*AIM OF THE TASK*
Copy all the material that follows, keeping every character the same.

*PROVIDED MATERIAL*
────────────────────────────────────────

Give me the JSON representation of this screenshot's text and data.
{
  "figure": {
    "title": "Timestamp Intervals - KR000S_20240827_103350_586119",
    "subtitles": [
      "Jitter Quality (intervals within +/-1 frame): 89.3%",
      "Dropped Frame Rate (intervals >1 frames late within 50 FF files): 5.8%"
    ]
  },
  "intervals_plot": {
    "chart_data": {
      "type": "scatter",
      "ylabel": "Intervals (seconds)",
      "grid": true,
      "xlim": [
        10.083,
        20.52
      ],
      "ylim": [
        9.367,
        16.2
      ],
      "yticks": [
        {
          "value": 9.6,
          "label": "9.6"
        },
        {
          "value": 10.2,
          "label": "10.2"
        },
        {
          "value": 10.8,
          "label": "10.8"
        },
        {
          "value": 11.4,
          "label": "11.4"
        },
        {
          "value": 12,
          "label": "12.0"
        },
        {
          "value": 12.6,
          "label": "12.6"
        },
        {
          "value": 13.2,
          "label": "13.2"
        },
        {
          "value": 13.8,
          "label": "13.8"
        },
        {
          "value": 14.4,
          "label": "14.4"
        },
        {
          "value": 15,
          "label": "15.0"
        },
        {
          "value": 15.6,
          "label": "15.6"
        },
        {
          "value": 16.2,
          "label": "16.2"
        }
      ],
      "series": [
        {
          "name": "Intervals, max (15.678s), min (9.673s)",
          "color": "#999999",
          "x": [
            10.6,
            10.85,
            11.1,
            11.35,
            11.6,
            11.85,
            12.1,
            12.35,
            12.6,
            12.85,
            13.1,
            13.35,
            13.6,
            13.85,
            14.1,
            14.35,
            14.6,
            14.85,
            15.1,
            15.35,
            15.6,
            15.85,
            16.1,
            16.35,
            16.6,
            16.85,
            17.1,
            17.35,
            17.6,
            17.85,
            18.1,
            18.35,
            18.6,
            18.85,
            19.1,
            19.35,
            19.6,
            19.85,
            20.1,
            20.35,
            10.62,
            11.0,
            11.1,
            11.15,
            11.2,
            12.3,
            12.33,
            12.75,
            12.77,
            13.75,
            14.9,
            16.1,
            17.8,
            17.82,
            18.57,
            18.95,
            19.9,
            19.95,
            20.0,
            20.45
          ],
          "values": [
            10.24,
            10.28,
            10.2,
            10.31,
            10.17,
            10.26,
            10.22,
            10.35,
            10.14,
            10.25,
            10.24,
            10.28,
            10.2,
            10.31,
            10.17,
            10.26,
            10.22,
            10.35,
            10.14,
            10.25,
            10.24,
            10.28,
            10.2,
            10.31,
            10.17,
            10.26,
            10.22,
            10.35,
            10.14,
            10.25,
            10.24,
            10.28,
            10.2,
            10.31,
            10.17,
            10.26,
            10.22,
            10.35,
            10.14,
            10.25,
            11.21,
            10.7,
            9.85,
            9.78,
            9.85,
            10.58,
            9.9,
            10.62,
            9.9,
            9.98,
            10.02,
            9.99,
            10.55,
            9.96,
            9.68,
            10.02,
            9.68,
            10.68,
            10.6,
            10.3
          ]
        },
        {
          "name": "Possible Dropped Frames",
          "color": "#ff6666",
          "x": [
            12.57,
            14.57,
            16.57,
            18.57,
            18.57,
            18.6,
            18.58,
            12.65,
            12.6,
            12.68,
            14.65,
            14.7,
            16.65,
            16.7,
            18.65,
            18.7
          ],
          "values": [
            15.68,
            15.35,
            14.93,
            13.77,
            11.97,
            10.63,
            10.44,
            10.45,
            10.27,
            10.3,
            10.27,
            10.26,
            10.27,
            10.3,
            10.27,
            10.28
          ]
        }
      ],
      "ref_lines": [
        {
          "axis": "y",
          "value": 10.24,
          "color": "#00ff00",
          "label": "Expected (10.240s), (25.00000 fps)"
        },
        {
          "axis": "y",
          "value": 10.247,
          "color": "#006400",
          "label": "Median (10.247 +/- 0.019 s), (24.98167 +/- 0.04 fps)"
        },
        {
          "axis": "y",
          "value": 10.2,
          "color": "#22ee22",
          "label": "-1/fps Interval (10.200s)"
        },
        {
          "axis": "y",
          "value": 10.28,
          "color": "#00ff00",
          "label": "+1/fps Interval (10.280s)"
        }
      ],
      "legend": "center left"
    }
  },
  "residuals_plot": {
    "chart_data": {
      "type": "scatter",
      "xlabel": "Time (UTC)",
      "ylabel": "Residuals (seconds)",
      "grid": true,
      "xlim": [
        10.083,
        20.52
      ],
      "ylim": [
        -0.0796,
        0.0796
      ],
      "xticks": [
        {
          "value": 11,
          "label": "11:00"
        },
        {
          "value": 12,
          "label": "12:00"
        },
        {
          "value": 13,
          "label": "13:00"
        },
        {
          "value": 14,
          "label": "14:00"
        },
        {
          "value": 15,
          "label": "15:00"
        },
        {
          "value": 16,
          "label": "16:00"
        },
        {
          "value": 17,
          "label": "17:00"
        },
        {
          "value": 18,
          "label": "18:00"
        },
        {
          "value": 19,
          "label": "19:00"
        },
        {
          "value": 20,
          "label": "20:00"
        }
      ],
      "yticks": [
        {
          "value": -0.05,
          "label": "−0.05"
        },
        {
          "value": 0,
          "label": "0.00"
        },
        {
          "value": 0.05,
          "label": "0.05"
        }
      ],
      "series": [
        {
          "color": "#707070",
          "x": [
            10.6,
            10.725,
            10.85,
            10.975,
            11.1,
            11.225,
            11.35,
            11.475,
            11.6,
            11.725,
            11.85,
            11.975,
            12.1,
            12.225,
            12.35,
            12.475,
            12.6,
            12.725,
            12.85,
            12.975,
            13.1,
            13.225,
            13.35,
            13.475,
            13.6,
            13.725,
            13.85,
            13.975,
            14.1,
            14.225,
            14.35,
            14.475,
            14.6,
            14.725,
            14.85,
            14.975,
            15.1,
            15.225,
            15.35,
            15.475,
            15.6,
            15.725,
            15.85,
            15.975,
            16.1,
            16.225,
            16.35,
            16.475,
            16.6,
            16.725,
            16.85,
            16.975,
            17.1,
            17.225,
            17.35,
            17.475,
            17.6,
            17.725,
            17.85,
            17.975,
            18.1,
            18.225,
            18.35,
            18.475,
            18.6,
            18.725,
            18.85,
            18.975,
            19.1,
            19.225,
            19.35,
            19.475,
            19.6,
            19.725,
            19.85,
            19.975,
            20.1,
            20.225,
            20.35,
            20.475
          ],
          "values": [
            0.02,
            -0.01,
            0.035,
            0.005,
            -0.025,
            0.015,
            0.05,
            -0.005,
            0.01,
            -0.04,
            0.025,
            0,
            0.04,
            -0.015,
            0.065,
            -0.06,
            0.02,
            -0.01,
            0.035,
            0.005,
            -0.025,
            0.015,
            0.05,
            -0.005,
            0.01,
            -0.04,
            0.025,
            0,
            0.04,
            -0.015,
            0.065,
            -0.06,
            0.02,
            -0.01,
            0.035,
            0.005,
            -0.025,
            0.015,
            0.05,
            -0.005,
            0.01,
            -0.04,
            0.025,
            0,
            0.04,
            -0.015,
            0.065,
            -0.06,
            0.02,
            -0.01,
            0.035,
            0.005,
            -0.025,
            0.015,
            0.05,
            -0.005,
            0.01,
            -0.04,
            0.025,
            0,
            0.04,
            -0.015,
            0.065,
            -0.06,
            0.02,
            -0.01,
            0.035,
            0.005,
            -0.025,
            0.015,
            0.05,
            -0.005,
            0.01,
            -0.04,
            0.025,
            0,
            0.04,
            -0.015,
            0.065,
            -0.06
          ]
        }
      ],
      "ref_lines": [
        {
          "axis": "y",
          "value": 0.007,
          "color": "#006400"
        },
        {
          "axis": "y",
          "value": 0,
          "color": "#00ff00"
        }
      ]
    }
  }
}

────────────────────────────────────────

*OUTPUT FOR THIS EXERCISE*
Give me the JSON representation of this screenshot's text and data.
{
  "figure": {
    "title": "Timestamp Intervals - KR000S_20240827_103350_586119",
    "subtitles": [
      "Jitter Quality (intervals within +/-1 frame): 89.3%",
      "Dropped Frame Rate (intervals >1 frames late within 50 FF files): 5.8%"
    ]
  },
  "intervals_plot": {
    "chart_data": {
      "type": "scatter",
      "ylabel": "Intervals (seconds)",
      "grid": true,
      "xlim": [
        10.083,
        20.52
      ],
      "ylim": [
        9.367,
        16.2
      ],
      "yticks": [
        {
          "value": 9.6,
          "label": "9.6"
        },
        {
          "value": 10.2,
          "label": "10.2"
        },
        {
          "value": 10.8,
          "label": "10.8"
        },
        {
          "value": 11.4,
          "label": "11.4"
        },
        {
          "value": 12,
          "label": "12.0"
        },
        {
          "value": 12.6,
          "label": "12.6"
        },
        {
          "value": 13.2,
          "label": "13.2"
        },
        {
          "value": 13.8,
          "label": "13.8"
        },
        {
          "value": 14.4,
          "label": "14.4"
        },
        {
          "value": 15,
          "label": "15.0"
        },
        {
          "value": 15.6,
          "label": "15.6"
        },
        {
          "value": 16.2,
          "label": "16.2"
        }
      ],
      "series": [
        {
          "name": "Intervals, max (15.678s), min (9.673s)",
          "color": "#999999",
          "x": [
            10.6,
            10.85,
            11.1,
            11.35,
            11.6,
            11.85,
            12.1,
            12.35,
            12.6,
            12.85,
            13.1,
            13.35,
            13.6,
            13.85,
            14.1,
            14.35,
            14.6,
            14.85,
            15.1,
            15.35,
            15.6,
            15.85,
            16.1,
            16.35,
            16.6,
            16.85,
            17.1,
            17.35,
            17.6,
            17.85,
            18.1,
            18.35,
            18.6,
            18.85,
            19.1,
            19.35,
            19.6,
            19.85,
            20.1,
            20.35,
            10.62,
            11.0,
            11.1,
            11.15,
            11.2,
            12.3,
            12.33,
            12.75,
            12.77,
            13.75,
            14.9,
            16.1,
            17.8,
            17.82,
            18.57,
            18.95,
            19.9,
            19.95,
            20.0,
            20.45
          ],
          "values": [
            10.24,
            10.28,
            10.2,
            10.31,
            10.17,
            10.26,
            10.22,
            10.35,
            10.14,
            10.25,
            10.24,
            10.28,
            10.2,
            10.31,
            10.17,
            10.26,
            10.22,
            10.35,
            10.14,
            10.25,
            10.24,
            10.28,
            10.2,
            10.31,
            10.17,
            10.26,
            10.22,
            10.35,
            10.14,
            10.25,
            10.24,
            10.28,
            10.2,
            10.31,
            10.17,
            10.26,
            10.22,
            10.35,
            10.14,
            10.25,
            11.21,
            10.7,
            9.85,
            9.78,
            9.85,
            10.58,
            9.9,
            10.62,
            9.9,
            9.98,
            10.02,
            9.99,
            10.55,
            9.96,
            9.68,
            10.02,
            9.68,
            10.68,
            10.6,
            10.3
          ]
        },
        {
          "name": "Possible Dropped Frames",
          "color": "#ff6666",
          "x": [
            12.57,
            14.57,
            16.57,
            18.57,
            18.57,
            18.6,
            18.58,
            12.65,
            12.6,
            12.68,
            14.65,
            14.7,
            16.65,
            16.7,
            18.65,
            18.7
          ],
          "values": [
            15.68,
            15.35,
            14.93,
            13.77,
            11.97,
            10.63,
            10.44,
            10.45,
            10.27,
            10.3,
            10.27,
            10.26,
            10.27,
            10.3,
            10.27,
            10.28
          ]
        }
      ],
      "ref_lines": [
        {
          "axis": "y",
          "value": 10.24,
          "color": "#00ff00",
          "label": "Expected (10.240s), (25.00000 fps)"
        },
        {
          "axis": "y",
          "value": 10.247,
          "color": "#006400",
          "label": "Median (10.247 +/- 0.019 s), (24.98167 +/- 0.04 fps)"
        },
        {
          "axis": "y",
          "value": 10.2,
          "color": "#22ee22",
          "label": "-1/fps Interval (10.200s)"
        },
        {
          "axis": "y",
          "value": 10.28,
          "color": "#00ff00",
          "label": "+1/fps Interval (10.280s)"
        }
      ],
      "legend": "center left"
    }
  },
  "residuals_plot": {
    "chart_data": {
      "type": "scatter",
      "xlabel": "Time (UTC)",
      "ylabel": "Residuals (seconds)",
      "grid": true,
      "xlim": [
        10.083,
        20.52
      ],
      "ylim": [
        -0.0796,
        0.0796
      ],
      "xticks": [
        {
          "value": 11,
          "label": "11:00"
        },
        {
          "value": 12,
          "label": "12:00"
        },
        {
          "value": 13,
          "label": "13:00"
        },
        {
          "value": 14,
          "label": "14:00"
        },
        {
          "value": 15,
          "label": "15:00"
        },
        {
          "value": 16,
          "label": "16:00"
        },
        {
          "value": 17,
          "label": "17:00"
        },
        {
          "value": 18,
          "label": "18:00"
        },
        {
          "value": 19,
          "label": "19:00"
        },
        {
          "value": 20,
          "label": "20:00"
        }
      ],
      "yticks": [
        {
          "value": -0.05,
          "label": "−0.05"
        },
        {
          "value": 0,
          "label": "0.00"
        },
        {
          "value": 0.05,
          "label": "0.05"
        }
      ],
      "series": [
        {
          "color": "#707070",
          "x": [
            10.6,
            10.725,
            10.85,
            10.975,
            11.1,
            11.225,
            11.35,
            11.475,
            11.6,
            11.725,
            11.85,
            11.975,
            12.1,
            12.225,
            12.35,
            12.475,
            12.6,
            12.725,
            12.85,
            12.975,
            13.1,
            13.225,
            13.35,
            13.475,
            13.6,
            13.725,
            13.85,
            13.975,
            14.1,
            14.225,
            14.35,
            14.475,
            14.6,
            14.725,
            14.85,
            14.975,
            15.1,
            15.225,
            15.35,
            15.475,
            15.6,
            15.725,
            15.85,
            15.975,
            16.1,
            16.225,
            16.35,
            16.475,
            16.6,
            16.725,
            16.85,
            16.975,
            17.1,
            17.225,
            17.35,
            17.475,
            17.6,
            17.725,
            17.85,
            17.975,
            18.1,
            18.225,
            18.35,
            18.475,
            18.6,
            18.725,
            18.85,
            18.975,
            19.1,
            19.225,
            19.35,
            19.475,
            19.6,
            19.725,
            19.85,
            19.975,
            20.1,
            20.225,
            20.35,
            20.475
          ],
          "values": [
            0.02,
            -0.01,
            0.035,
            0.005,
            -0.025,
            0.015,
            0.05,
            -0.005,
            0.01,
            -0.04,
            0.025,
            0,
            0.04,
            -0.015,
            0.065,
            -0.06,
            0.02,
            -0.01,
            0.035,
            0.005,
            -0.025,
            0.015,
            0.05,
            -0.005,
            0.01,
            -0.04,
            0.025,
            0,
            0.04,
            -0.015,
            0.065,
            -0.06,
            0.02,
            -0.01,
            0.035,
            0.005,
            -0.025,
            0.015,
            0.05,
            -0.005,
            0.01,
            -0.04,
            0.025,
            0,
            0.04,
            -0.015,
            0.065,
            -0.06,
            0.02,
            -0.01,
            0.035,
            0.005,
            -0.025,
            0.015,
            0.05,
            -0.005,
            0.01,
            -0.04,
            0.025,
            0,
            0.04,
            -0.015,
            0.065,
            -0.06,
            0.02,
            -0.01,
            0.035,
            0.005,
            -0.025,
            0.015,
            0.05,
            -0.005,
            0.01,
            -0.04,
            0.025,
            0,
            0.04,
            -0.015,
            0.065,
            -0.06
          ]
        }
      ],
      "ref_lines": [
        {
          "axis": "y",
          "value": 0.007,
          "color": "#006400"
        },
        {
          "axis": "y",
          "value": 0,
          "color": "#00ff00"
        }
      ]
    }
  }
}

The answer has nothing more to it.